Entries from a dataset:
┌──

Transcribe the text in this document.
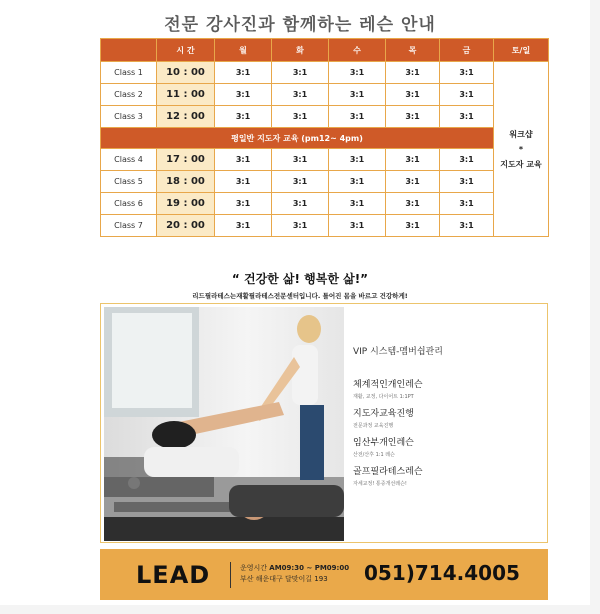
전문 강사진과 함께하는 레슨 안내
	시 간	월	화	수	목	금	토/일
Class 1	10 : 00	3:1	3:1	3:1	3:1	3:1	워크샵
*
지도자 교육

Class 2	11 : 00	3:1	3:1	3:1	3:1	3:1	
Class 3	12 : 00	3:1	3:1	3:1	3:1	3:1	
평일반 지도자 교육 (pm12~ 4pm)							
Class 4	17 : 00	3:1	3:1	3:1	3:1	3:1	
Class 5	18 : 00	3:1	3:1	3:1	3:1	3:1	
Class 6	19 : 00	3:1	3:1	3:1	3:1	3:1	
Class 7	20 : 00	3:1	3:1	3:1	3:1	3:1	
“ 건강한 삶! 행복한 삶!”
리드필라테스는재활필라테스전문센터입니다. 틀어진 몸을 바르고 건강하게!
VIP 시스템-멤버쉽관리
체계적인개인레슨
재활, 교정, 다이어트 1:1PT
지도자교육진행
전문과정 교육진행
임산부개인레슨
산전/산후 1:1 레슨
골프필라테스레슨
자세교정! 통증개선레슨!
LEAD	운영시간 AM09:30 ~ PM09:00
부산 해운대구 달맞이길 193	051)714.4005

└──
┌──

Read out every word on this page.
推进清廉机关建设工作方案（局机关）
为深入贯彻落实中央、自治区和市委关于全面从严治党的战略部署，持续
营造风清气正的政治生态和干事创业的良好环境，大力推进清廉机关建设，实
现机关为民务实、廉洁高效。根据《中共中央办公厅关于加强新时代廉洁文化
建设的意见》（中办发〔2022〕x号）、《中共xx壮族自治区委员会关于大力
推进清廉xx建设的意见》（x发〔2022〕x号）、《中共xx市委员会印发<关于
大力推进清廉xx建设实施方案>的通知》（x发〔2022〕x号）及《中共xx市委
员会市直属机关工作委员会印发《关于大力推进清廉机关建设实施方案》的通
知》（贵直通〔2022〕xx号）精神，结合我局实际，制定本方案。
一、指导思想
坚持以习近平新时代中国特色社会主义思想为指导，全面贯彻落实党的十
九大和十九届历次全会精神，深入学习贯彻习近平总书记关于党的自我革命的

└──

:: Required work ::
Of all the lines above, how many contain "this"? Give the number and nothing more.

:: Correct response ::
2